%%
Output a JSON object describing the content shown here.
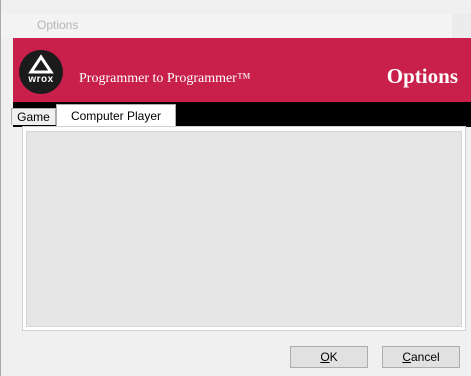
{
  "window": {
    "title": "Options"
  },
  "banner": {
    "logo_text": "wrox",
    "tagline": "Programmer to Programmer™",
    "heading": "Options"
  },
  "tabs": [
    {
      "label": "Game",
      "selected": false
    },
    {
      "label": "Computer Player",
      "selected": true
    }
  ],
  "buttons": {
    "ok": {
      "mnemonic": "O",
      "rest": "K"
    },
    "cancel": {
      "mnemonic": "C",
      "rest": "ancel"
    }
  },
  "colors": {
    "banner_red": "#c8204a",
    "panel_gray": "#e6e6e6"
  }
}
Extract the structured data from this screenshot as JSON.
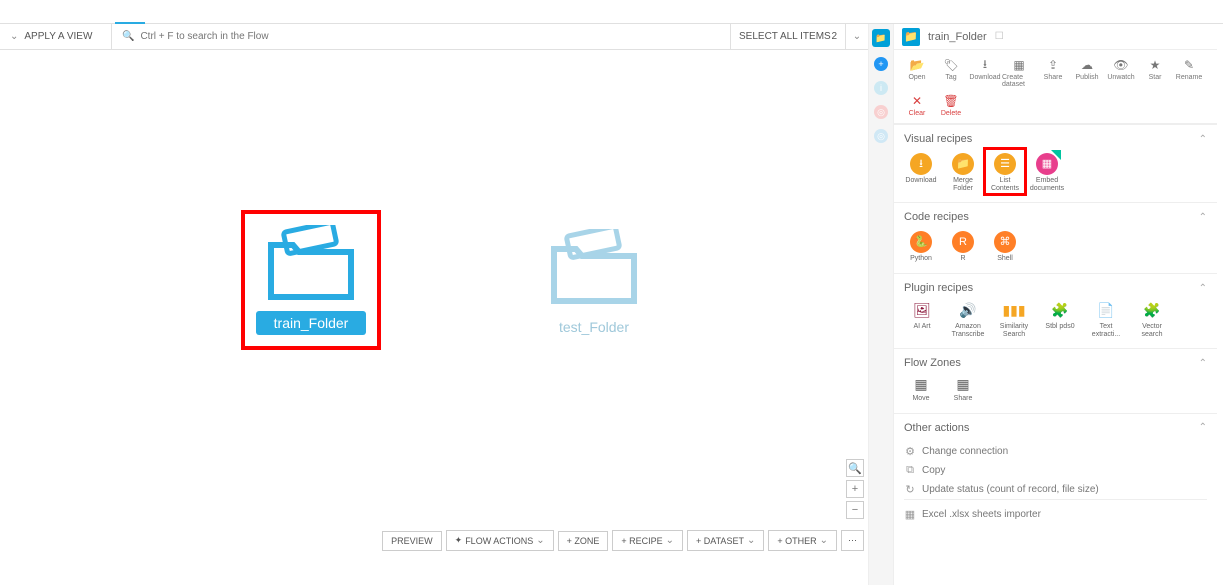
{
  "topbar": {
    "apply_view": "APPLY A VIEW",
    "search_placeholder": "Ctrl + F to search in the Flow",
    "select_all": "SELECT ALL ITEMS",
    "select_count": "2"
  },
  "folders": {
    "train": {
      "label": "train_Folder"
    },
    "test": {
      "label": "test_Folder"
    }
  },
  "bottombar": {
    "preview": "PREVIEW",
    "flow_actions": "FLOW ACTIONS",
    "zone": "+ ZONE",
    "recipe": "+ RECIPE",
    "dataset": "+ DATASET",
    "other": "+ OTHER"
  },
  "rp": {
    "title": "train_Folder",
    "actions_row1": [
      {
        "name": "open",
        "label": "Open"
      },
      {
        "name": "tag",
        "label": "Tag"
      },
      {
        "name": "download",
        "label": "Download"
      },
      {
        "name": "create-dataset",
        "label": "Create dataset"
      },
      {
        "name": "share",
        "label": "Share"
      },
      {
        "name": "publish",
        "label": "Publish"
      },
      {
        "name": "unwatch",
        "label": "Unwatch"
      },
      {
        "name": "star",
        "label": "Star"
      },
      {
        "name": "rename",
        "label": "Rename"
      }
    ],
    "actions_row2": [
      {
        "name": "clear",
        "label": "Clear"
      },
      {
        "name": "delete",
        "label": "Delete"
      }
    ],
    "visual": {
      "title": "Visual recipes",
      "items": [
        {
          "name": "download",
          "label": "Download",
          "color": "c-yellow"
        },
        {
          "name": "merge-folder",
          "label": "Merge Folder",
          "color": "c-yellow"
        },
        {
          "name": "list-contents",
          "label": "List Contents",
          "color": "c-yellow",
          "highlight": true
        },
        {
          "name": "embed-documents",
          "label": "Embed documents",
          "color": "c-pink"
        }
      ]
    },
    "code": {
      "title": "Code recipes",
      "items": [
        {
          "name": "python",
          "label": "Python"
        },
        {
          "name": "r",
          "label": "R"
        },
        {
          "name": "shell",
          "label": "Shell"
        }
      ]
    },
    "plugin": {
      "title": "Plugin recipes",
      "items": [
        {
          "name": "ai-art",
          "label": "AI Art"
        },
        {
          "name": "amazon-transcribe",
          "label": "Amazon Transcribe"
        },
        {
          "name": "similarity-search",
          "label": "Similarity Search"
        },
        {
          "name": "stbi",
          "label": "Stbl pds0"
        },
        {
          "name": "text-extract",
          "label": "Text extracti..."
        },
        {
          "name": "vector-search",
          "label": "Vector search"
        }
      ]
    },
    "flowzones": {
      "title": "Flow Zones",
      "items": [
        {
          "name": "move",
          "label": "Move"
        },
        {
          "name": "share",
          "label": "Share"
        }
      ]
    },
    "other": {
      "title": "Other actions",
      "items": [
        {
          "name": "change-connection",
          "label": "Change connection"
        },
        {
          "name": "copy",
          "label": "Copy"
        },
        {
          "name": "update-status",
          "label": "Update status (count of record, file size)"
        },
        {
          "name": "excel-importer",
          "label": "Excel .xlsx sheets importer"
        }
      ]
    }
  }
}
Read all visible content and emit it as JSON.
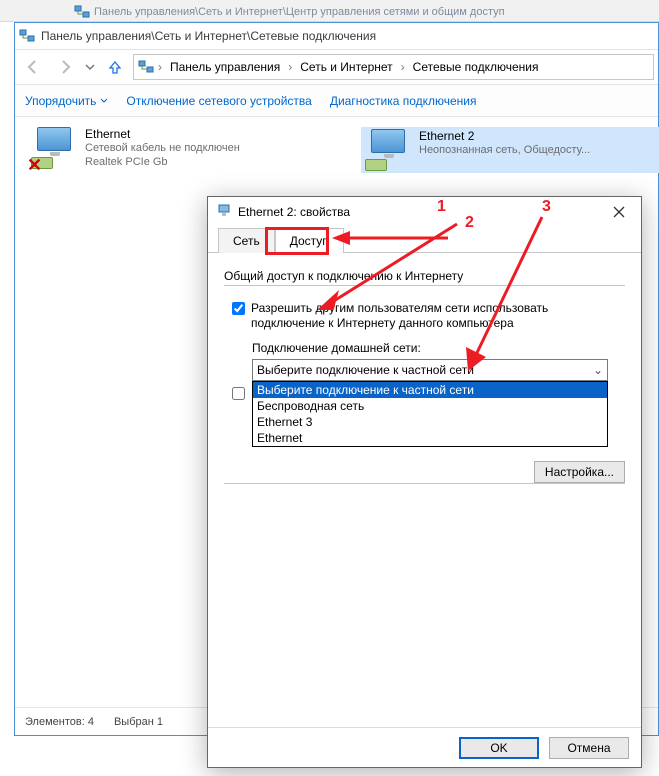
{
  "faded_path": "Панель управления\\Сеть и Интернет\\Центр управления сетями и общим доступ",
  "window_title": "Панель управления\\Сеть и Интернет\\Сетевые подключения",
  "breadcrumbs": [
    "Панель управления",
    "Сеть и Интернет",
    "Сетевые подключения"
  ],
  "toolbar": {
    "organize": "Упорядочить",
    "disable": "Отключение сетевого устройства",
    "diagnose": "Диагностика подключения"
  },
  "connections": {
    "eth1": {
      "name": "Ethernet",
      "status": "Сетевой кабель не подключен",
      "device": "Realtek PCIe Gb"
    },
    "eth2": {
      "name": "Ethernet 2",
      "status": "Неопознанная сеть, Общедосту..."
    }
  },
  "statusbar": {
    "count": "Элементов: 4",
    "selected": "Выбран 1"
  },
  "dialog": {
    "title": "Ethernet 2: свойства",
    "tabs": {
      "network": "Сеть",
      "access": "Доступ"
    },
    "group": "Общий доступ к подключению к Интернету",
    "check1": "Разрешить другим пользователям сети использовать подключение к Интернету данного компьютера",
    "home_label": "Подключение домашней сети:",
    "combo_value": "Выберите подключение к частной сети",
    "options": [
      "Выберите подключение к частной сети",
      "Беспроводная сеть",
      "Ethernet 3",
      "Ethernet"
    ],
    "settings_btn": "Настройка...",
    "ok": "OK",
    "cancel": "Отмена"
  },
  "annotations": {
    "n1": "1",
    "n2": "2",
    "n3": "3"
  }
}
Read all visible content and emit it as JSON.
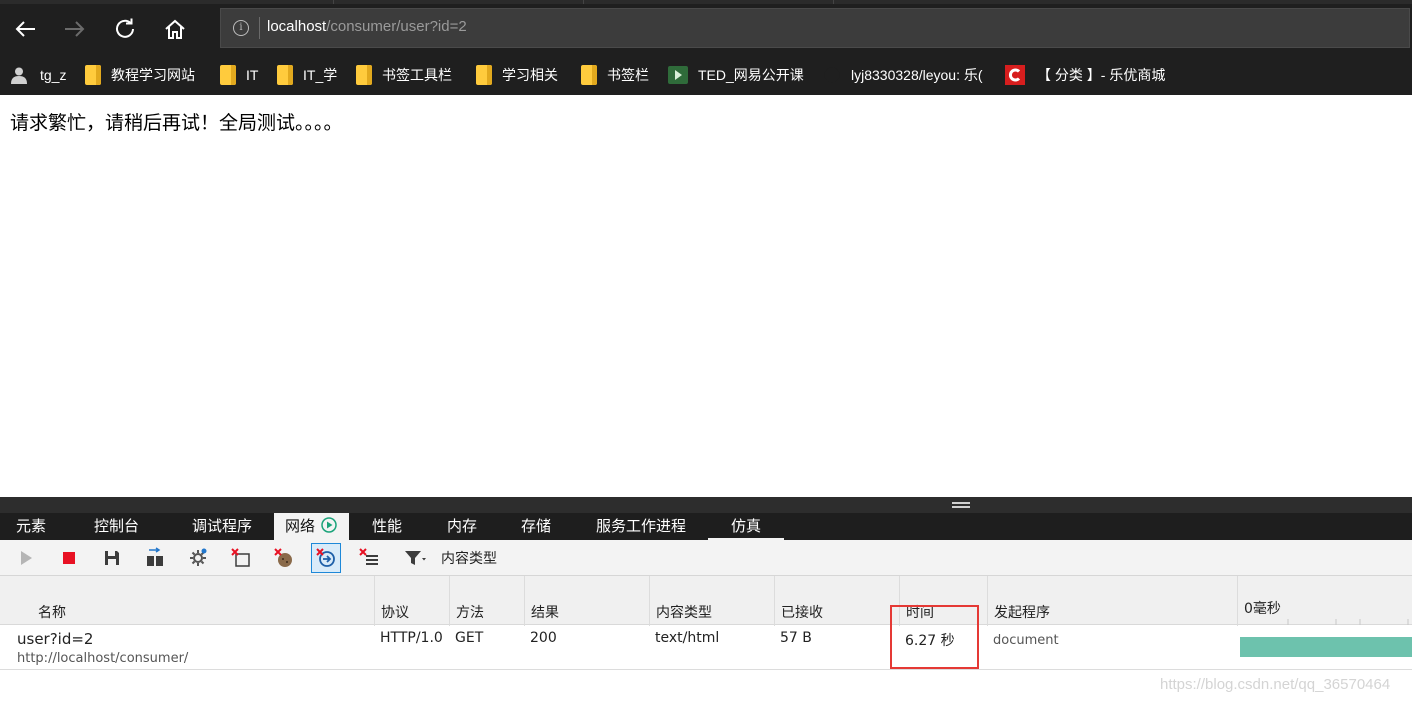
%%
• _Required task_
Report the number of lines that contain "управления", with no other words.

• _Response below_
3